| Short exercise |
Show every line below where "imgflip" can be found.

| Extracted material |
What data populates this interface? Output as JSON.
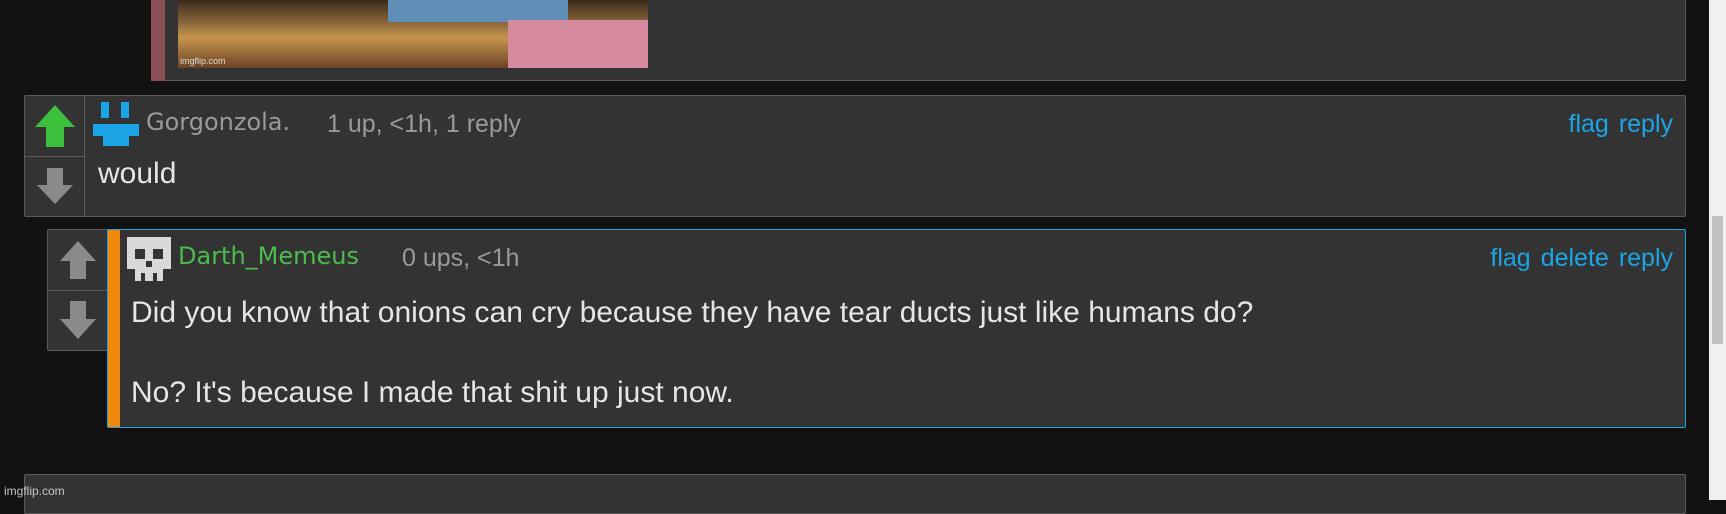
{
  "previous_comment": {
    "image_watermark": "imgflip.com"
  },
  "comment_1": {
    "username": "Gorgonzola.",
    "meta": "1 up, <1h, 1 reply",
    "body": "would",
    "actions": [
      "flag",
      "reply"
    ],
    "username_color": "#9a9a9a",
    "upvoted": true
  },
  "comment_2": {
    "username": "Darth_Memeus",
    "meta": "0 ups, <1h",
    "body": "Did you know that onions can cry because they have tear ducts just like humans do?\n\nNo? It's because I made that shit up just now.",
    "actions": [
      "flag",
      "delete",
      "reply"
    ],
    "username_color": "#4cbb4c",
    "highlight_bar_color": "#f08a0c",
    "border_color": "#1ba5e6"
  },
  "footer": {
    "watermark": "imgflip.com"
  },
  "colors": {
    "page_bg": "#121212",
    "card_bg": "#333333",
    "link": "#1ba5e6",
    "upvote_active": "#3cbf3c",
    "vote_inactive": "#8a8a8a"
  }
}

| Solution for this exercise |
    "image_watermark": "imgflip.com"
    "watermark": "imgflip.com"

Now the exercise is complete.